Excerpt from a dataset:
• • • •

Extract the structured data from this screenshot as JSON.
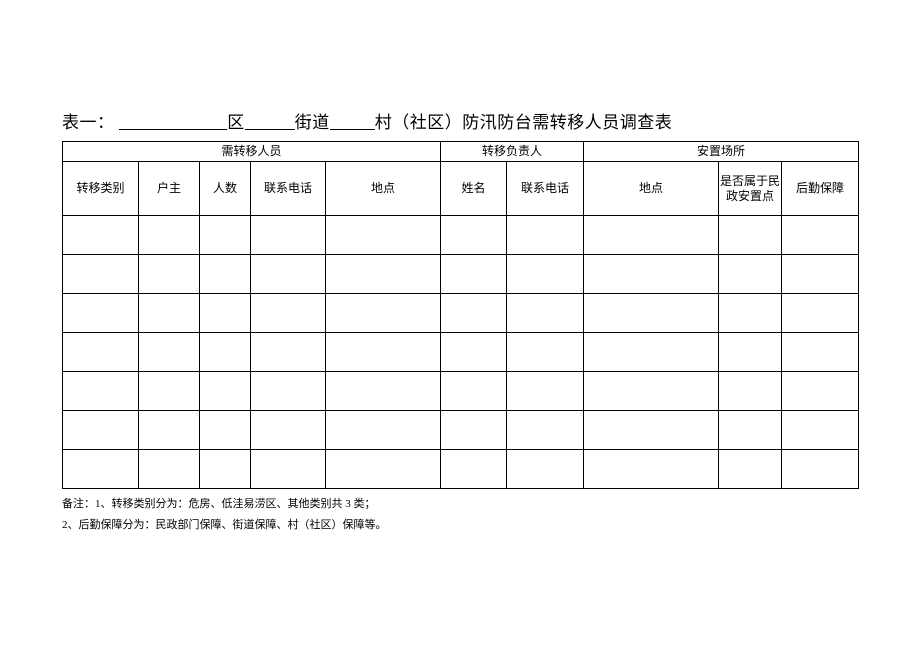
{
  "title": {
    "prefix": "表一：",
    "seg_district": "区",
    "seg_street": "街道",
    "seg_village": "村（社区）防汛防台需转移人员调查表"
  },
  "group_headers": {
    "transfer": "需转移人员",
    "responsible": "转移负责人",
    "placement": "安置场所"
  },
  "columns": {
    "category": "转移类别",
    "householder": "户主",
    "count": "人数",
    "phone1": "联系电话",
    "location1": "地点",
    "name": "姓名",
    "phone2": "联系电话",
    "location2": "地点",
    "civil_point": "是否属于民政安置点",
    "logistics": "后勤保障"
  },
  "col_widths": {
    "category": 76,
    "householder": 61,
    "count": 51,
    "phone1": 75,
    "location1": 115,
    "name": 66,
    "phone2": 77,
    "location2": 135,
    "civil_point": 63,
    "logistics": 77
  },
  "data_row_count": 7,
  "notes": {
    "line1": "备注：1、转移类别分为：危房、低洼易涝区、其他类别共 3 类；",
    "line2": "2、后勤保障分为：民政部门保障、街道保障、村（社区）保障等。"
  },
  "colors": {
    "text": "#000000",
    "border": "#000000",
    "background": "#ffffff"
  }
}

• • • •

● WHAT TO WORK ON:
Your copy of the data above should match it exactly, except that pictures are left out.

● THE RESPONSE:
Extract the structured data from this screenshot as JSON.
{
  "title": {
    "prefix": "表一：",
    "seg_district": "区",
    "seg_street": "街道",
    "seg_village": "村（社区）防汛防台需转移人员调查表"
  },
  "group_headers": {
    "transfer": "需转移人员",
    "responsible": "转移负责人",
    "placement": "安置场所"
  },
  "columns": {
    "category": "转移类别",
    "householder": "户主",
    "count": "人数",
    "phone1": "联系电话",
    "location1": "地点",
    "name": "姓名",
    "phone2": "联系电话",
    "location2": "地点",
    "civil_point": "是否属于民政安置点",
    "logistics": "后勤保障"
  },
  "col_widths": {
    "category": 76,
    "householder": 61,
    "count": 51,
    "phone1": 75,
    "location1": 115,
    "name": 66,
    "phone2": 77,
    "location2": 135,
    "civil_point": 63,
    "logistics": 77
  },
  "data_row_count": 7,
  "notes": {
    "line1": "备注：1、转移类别分为：危房、低洼易涝区、其他类别共 3 类；",
    "line2": "2、后勤保障分为：民政部门保障、街道保障、村（社区）保障等。"
  },
  "colors": {
    "text": "#000000",
    "border": "#000000",
    "background": "#ffffff"
  }
}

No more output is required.